>> begin

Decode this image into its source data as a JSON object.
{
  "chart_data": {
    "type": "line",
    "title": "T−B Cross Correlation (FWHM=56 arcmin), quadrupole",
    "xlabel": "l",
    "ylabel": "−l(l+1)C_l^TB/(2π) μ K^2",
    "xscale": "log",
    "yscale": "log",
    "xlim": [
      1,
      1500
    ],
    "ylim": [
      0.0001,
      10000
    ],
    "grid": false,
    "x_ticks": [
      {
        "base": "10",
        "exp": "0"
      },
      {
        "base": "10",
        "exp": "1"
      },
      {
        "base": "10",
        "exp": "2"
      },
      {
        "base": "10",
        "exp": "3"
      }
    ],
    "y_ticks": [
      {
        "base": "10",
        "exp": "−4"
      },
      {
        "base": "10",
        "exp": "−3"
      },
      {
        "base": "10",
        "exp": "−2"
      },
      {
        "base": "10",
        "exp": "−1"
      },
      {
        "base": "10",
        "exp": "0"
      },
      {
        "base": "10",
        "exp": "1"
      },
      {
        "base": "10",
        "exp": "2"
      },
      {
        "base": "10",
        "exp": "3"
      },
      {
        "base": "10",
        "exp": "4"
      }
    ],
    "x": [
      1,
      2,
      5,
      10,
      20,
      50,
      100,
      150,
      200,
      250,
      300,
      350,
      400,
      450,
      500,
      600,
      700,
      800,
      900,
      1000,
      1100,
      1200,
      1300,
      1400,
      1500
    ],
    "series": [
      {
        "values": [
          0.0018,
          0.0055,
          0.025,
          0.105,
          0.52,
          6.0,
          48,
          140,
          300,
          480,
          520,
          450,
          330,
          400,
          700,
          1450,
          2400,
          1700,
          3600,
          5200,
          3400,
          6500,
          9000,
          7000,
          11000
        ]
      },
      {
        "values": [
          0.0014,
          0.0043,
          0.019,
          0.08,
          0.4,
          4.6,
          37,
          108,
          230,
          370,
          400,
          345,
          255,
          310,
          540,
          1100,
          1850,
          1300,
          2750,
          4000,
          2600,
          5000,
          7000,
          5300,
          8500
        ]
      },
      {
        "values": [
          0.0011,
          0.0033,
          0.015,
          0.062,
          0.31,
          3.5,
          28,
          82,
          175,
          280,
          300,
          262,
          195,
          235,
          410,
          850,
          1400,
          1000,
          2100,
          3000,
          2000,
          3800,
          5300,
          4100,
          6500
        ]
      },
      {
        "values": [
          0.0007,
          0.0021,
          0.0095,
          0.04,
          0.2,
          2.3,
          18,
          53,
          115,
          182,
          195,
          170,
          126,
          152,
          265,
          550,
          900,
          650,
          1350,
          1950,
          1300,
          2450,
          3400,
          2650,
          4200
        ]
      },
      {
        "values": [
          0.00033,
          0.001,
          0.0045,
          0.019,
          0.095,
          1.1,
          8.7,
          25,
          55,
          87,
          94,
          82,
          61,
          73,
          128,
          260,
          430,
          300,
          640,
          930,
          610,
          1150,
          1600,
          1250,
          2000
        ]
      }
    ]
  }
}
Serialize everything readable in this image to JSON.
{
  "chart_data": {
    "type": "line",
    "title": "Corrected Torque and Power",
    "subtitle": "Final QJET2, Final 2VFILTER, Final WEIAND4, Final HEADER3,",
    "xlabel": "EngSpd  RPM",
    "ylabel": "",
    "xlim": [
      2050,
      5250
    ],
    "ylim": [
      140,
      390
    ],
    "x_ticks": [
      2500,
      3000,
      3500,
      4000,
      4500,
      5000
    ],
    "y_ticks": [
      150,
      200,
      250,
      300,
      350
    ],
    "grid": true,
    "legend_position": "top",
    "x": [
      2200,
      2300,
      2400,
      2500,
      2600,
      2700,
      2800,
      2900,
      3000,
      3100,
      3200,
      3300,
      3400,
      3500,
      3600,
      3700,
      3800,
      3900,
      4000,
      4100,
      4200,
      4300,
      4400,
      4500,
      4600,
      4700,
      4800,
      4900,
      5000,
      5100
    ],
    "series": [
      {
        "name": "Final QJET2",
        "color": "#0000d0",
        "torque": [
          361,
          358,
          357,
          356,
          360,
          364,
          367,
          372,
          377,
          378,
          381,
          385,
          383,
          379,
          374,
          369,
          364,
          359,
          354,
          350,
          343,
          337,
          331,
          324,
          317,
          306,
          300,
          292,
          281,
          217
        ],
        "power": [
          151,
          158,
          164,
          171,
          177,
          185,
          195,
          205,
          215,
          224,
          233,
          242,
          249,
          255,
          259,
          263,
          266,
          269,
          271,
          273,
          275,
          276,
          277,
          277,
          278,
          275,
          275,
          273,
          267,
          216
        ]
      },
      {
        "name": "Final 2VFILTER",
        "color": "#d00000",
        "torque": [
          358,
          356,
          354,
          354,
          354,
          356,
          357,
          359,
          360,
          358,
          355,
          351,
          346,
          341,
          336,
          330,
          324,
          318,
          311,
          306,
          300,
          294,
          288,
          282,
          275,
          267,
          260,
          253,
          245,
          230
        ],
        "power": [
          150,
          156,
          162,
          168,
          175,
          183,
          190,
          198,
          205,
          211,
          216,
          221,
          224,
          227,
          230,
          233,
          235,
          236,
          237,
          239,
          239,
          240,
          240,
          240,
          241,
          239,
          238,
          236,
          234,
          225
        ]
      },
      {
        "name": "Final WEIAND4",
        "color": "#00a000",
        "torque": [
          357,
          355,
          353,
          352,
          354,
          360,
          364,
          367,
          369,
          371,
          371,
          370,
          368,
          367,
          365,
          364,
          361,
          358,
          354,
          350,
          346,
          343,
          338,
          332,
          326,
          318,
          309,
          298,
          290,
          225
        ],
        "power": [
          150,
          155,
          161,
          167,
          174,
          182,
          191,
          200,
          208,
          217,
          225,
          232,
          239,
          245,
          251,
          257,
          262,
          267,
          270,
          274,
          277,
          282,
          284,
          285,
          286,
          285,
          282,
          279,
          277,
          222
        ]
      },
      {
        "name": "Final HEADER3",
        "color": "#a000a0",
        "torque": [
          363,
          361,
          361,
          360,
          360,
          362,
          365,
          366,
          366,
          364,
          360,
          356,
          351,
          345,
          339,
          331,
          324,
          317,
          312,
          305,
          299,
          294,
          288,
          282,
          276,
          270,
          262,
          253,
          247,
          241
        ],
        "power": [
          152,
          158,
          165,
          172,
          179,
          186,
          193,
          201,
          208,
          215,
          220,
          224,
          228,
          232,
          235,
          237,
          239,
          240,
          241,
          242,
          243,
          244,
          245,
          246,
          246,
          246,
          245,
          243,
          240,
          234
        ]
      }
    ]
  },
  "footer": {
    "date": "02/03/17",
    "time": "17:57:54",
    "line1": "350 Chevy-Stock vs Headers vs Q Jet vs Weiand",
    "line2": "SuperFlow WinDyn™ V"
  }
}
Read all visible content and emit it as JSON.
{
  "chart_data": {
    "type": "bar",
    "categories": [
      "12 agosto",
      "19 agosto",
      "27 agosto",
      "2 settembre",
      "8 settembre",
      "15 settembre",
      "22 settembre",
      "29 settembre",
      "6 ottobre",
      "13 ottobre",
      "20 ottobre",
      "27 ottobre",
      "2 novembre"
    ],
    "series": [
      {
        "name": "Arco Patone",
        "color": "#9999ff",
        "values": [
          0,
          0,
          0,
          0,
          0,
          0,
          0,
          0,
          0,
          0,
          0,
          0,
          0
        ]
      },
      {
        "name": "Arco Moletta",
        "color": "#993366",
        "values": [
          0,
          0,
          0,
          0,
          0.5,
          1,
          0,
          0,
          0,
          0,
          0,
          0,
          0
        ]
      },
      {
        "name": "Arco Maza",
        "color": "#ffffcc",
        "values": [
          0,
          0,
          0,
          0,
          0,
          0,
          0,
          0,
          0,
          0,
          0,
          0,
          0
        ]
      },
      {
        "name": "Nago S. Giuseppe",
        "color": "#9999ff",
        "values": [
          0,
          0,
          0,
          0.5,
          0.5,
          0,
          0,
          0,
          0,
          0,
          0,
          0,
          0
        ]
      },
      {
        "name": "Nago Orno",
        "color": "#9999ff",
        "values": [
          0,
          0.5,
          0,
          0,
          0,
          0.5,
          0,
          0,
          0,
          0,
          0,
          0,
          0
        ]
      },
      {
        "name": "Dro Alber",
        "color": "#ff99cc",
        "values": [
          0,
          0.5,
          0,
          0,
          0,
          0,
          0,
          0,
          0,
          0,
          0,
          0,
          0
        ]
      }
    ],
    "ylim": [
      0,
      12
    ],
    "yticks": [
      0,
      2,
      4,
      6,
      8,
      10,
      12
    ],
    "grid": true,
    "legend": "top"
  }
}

>> end

▶ SET TASK:
Transcribe, word for word, every line from the one containing "Read all visible content and emit it as JSON." through the final line of the entries, and nothing else.

▶ FULL OUTPUT:
Read all visible content and emit it as JSON.
{
  "chart_data": {
    "type": "bar",
    "categories": [
      "12 agosto",
      "19 agosto",
      "27 agosto",
      "2 settembre",
      "8 settembre",
      "15 settembre",
      "22 settembre",
      "29 settembre",
      "6 ottobre",
      "13 ottobre",
      "20 ottobre",
      "27 ottobre",
      "2 novembre"
    ],
    "series": [
      {
        "name": "Arco Patone",
        "color": "#9999ff",
        "values": [
          0,
          0,
          0,
          0,
          0,
          0,
          0,
          0,
          0,
          0,
          0,
          0,
          0
        ]
      },
      {
        "name": "Arco Moletta",
        "color": "#993366",
        "values": [
          0,
          0,
          0,
          0,
          0.5,
          1,
          0,
          0,
          0,
          0,
          0,
          0,
          0
        ]
      },
      {
        "name": "Arco Maza",
        "color": "#ffffcc",
        "values": [
          0,
          0,
          0,
          0,
          0,
          0,
          0,
          0,
          0,
          0,
          0,
          0,
          0
        ]
      },
      {
        "name": "Nago S. Giuseppe",
        "color": "#9999ff",
        "values": [
          0,
          0,
          0,
          0.5,
          0.5,
          0,
          0,
          0,
          0,
          0,
          0,
          0,
          0
        ]
      },
      {
        "name": "Nago Orno",
        "color": "#9999ff",
        "values": [
          0,
          0.5,
          0,
          0,
          0,
          0.5,
          0,
          0,
          0,
          0,
          0,
          0,
          0
        ]
      },
      {
        "name": "Dro Alber",
        "color": "#ff99cc",
        "values": [
          0,
          0.5,
          0,
          0,
          0,
          0,
          0,
          0,
          0,
          0,
          0,
          0,
          0
        ]
      }
    ],
    "ylim": [
      0,
      12
    ],
    "yticks": [
      0,
      2,
      4,
      6,
      8,
      10,
      12
    ],
    "grid": true,
    "legend": "top"
  }
}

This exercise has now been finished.